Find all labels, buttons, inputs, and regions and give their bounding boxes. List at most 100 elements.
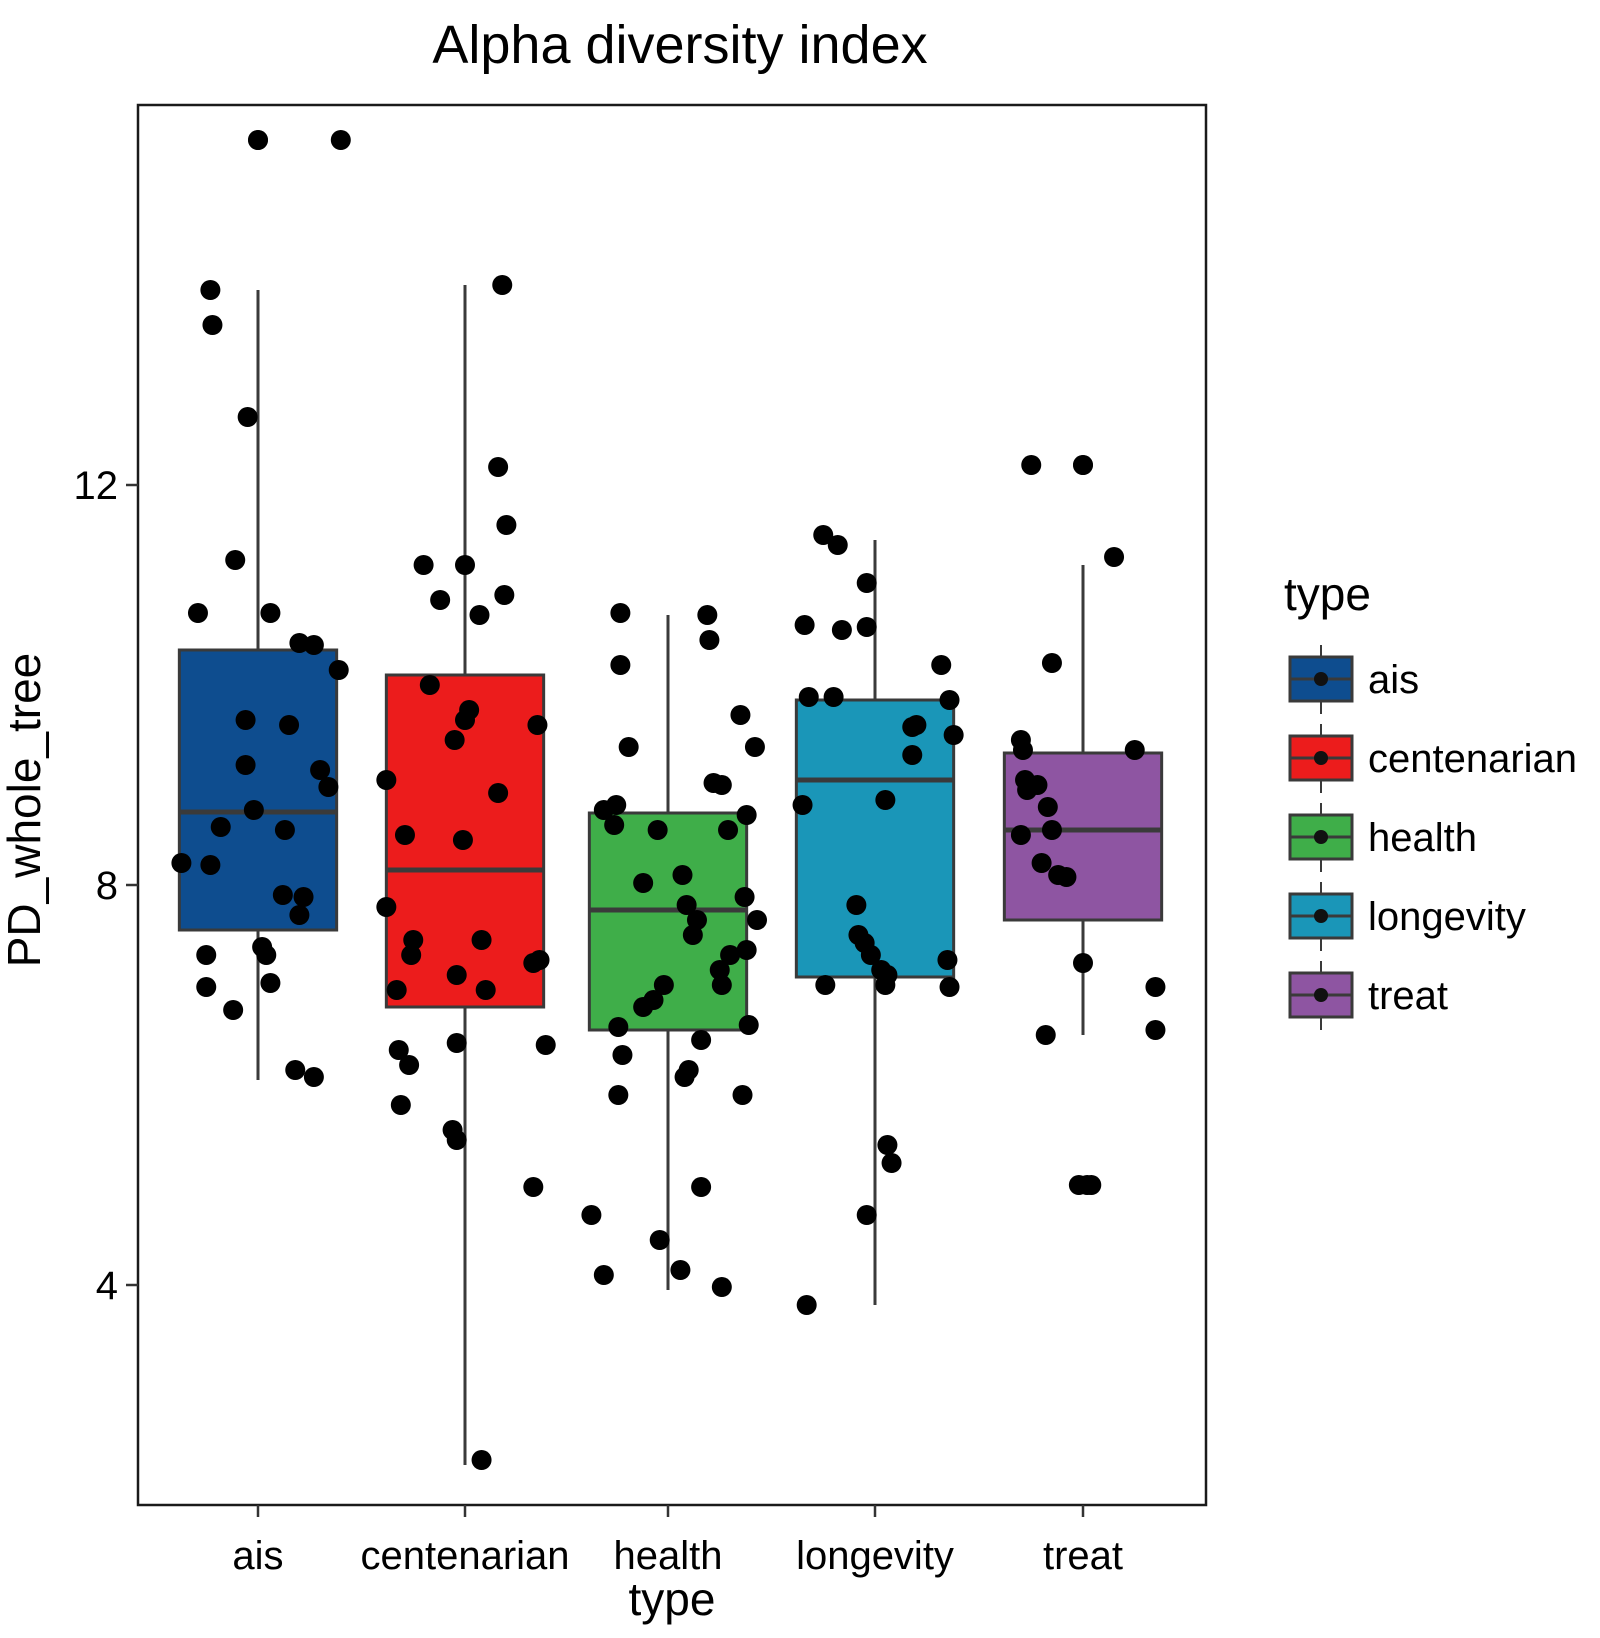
data-point-treat	[1017, 780, 1038, 800]
data-point-treat	[1041, 820, 1062, 840]
data-point-health	[612, 1045, 633, 1065]
data-point-health	[686, 910, 707, 930]
data-point-longevity	[937, 950, 958, 970]
data-point-health	[682, 925, 703, 945]
data-point-longevity	[823, 687, 844, 707]
legend-keys: ais centenarian health longevity treat	[1288, 645, 1577, 1030]
box-ais	[177, 130, 339, 1080]
data-point-treat	[1056, 867, 1077, 887]
data-point-ais	[289, 905, 310, 925]
data-point-longevity	[875, 975, 896, 995]
data-point-health	[738, 1015, 759, 1035]
data-point-treat	[1037, 797, 1058, 817]
data-point-centenarian	[444, 730, 465, 750]
data-point-ais	[237, 407, 258, 427]
y-tick-label: 12	[74, 464, 119, 508]
data-point-ais	[318, 777, 339, 797]
data-point-health	[670, 1260, 691, 1280]
data-point-health	[674, 1067, 695, 1087]
data-point-ais	[293, 887, 314, 907]
data-point-health	[633, 997, 654, 1017]
data-point-centenarian	[430, 590, 451, 610]
data-point-health	[581, 1205, 602, 1225]
data-point-treat	[1010, 825, 1031, 845]
legend-label: centenarian	[1368, 737, 1577, 781]
data-point-centenarian	[494, 585, 515, 605]
data-point-centenarian	[492, 275, 513, 295]
data-point-centenarian	[455, 555, 475, 575]
data-point-health	[736, 805, 757, 825]
legend-key-dot	[1314, 909, 1328, 923]
legend-item-health: health	[1288, 803, 1477, 872]
data-point-health	[747, 910, 768, 930]
data-point-longevity	[856, 573, 877, 593]
data-point-health	[610, 655, 631, 675]
data-point-ais	[330, 130, 351, 150]
data-point-ais	[256, 945, 277, 965]
data-point-health	[711, 975, 732, 995]
data-point-centenarian	[471, 930, 492, 950]
data-point-longevity	[856, 1205, 877, 1225]
data-point-longevity	[846, 895, 867, 915]
iqr-box	[794, 698, 956, 979]
y-tick-label: 8	[96, 864, 118, 908]
data-point-centenarian	[376, 770, 397, 790]
data-point-health	[691, 1177, 712, 1197]
data-point-treat	[1021, 455, 1042, 475]
legend-key-dot	[1314, 672, 1328, 686]
x-tick-label: treat	[1043, 1534, 1123, 1578]
legend-item-ais: ais	[1288, 645, 1419, 714]
data-point-ais	[200, 280, 221, 300]
data-point-longevity	[794, 615, 815, 635]
data-point-ais	[272, 885, 293, 905]
data-point-treat	[1104, 547, 1125, 567]
data-point-longevity	[860, 945, 881, 965]
data-point-longevity	[943, 725, 964, 745]
x-axis: ais centenarian health longevity treat	[232, 1505, 1123, 1578]
chart-title: Alpha diversity index	[432, 15, 927, 75]
data-point-ais	[303, 635, 324, 655]
data-point-treat	[1041, 653, 1062, 673]
data-point-health	[711, 775, 732, 795]
data-point-health	[744, 737, 765, 757]
x-tick-label: health	[614, 1534, 723, 1578]
data-point-longevity	[877, 1135, 898, 1155]
data-point-health	[647, 820, 668, 840]
data-point-centenarian	[376, 897, 397, 917]
legend-key-dot	[1314, 988, 1328, 1002]
data-point-treat	[1124, 740, 1145, 760]
data-point-ais	[196, 945, 217, 965]
data-point-ais	[310, 760, 331, 780]
legend-item-treat: treat	[1288, 961, 1448, 1030]
data-point-health	[736, 940, 757, 960]
data-point-health	[653, 975, 674, 995]
data-point-centenarian	[496, 515, 517, 535]
data-point-centenarian	[394, 825, 415, 845]
data-point-ais	[279, 715, 300, 735]
data-point-ais	[260, 603, 281, 623]
x-tick-label: centenarian	[360, 1534, 569, 1578]
data-point-longevity	[792, 795, 813, 815]
iqr-box	[177, 648, 339, 932]
data-point-centenarian	[386, 980, 407, 1000]
data-point-centenarian	[471, 1450, 492, 1470]
data-point-centenarian	[527, 715, 548, 735]
data-point-ais	[187, 603, 208, 623]
box-longevity	[794, 540, 956, 1305]
data-point-health	[711, 1277, 732, 1297]
data-point-treat	[1073, 953, 1093, 973]
data-point-ais	[303, 1067, 324, 1087]
x-tick-label: longevity	[796, 1534, 954, 1578]
data-point-longevity	[881, 1153, 902, 1173]
data-point-treat	[1081, 1175, 1102, 1195]
data-point-centenarian	[488, 457, 509, 477]
data-point-ais	[248, 130, 268, 150]
data-point-health	[676, 895, 697, 915]
data-point-treat	[1031, 853, 1052, 873]
data-point-health	[593, 1265, 614, 1285]
data-point-ais	[274, 820, 295, 840]
legend-key-dot	[1314, 751, 1328, 765]
data-point-centenarian	[523, 1177, 544, 1197]
legend-label: treat	[1368, 974, 1448, 1018]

==============================

Please locate every line in the material above that contains the string "tick", matching case, and copy each of those lines in full.

» Result of the task:
y-tick-label: 12	[74, 464, 119, 508]
y-tick-label: 8	[96, 864, 118, 908]
x-tick-label: treat	[1043, 1534, 1123, 1578]
x-tick-label: health	[614, 1534, 723, 1578]
x-tick-label: centenarian	[360, 1534, 569, 1578]
x-tick-label: longevity	[796, 1534, 954, 1578]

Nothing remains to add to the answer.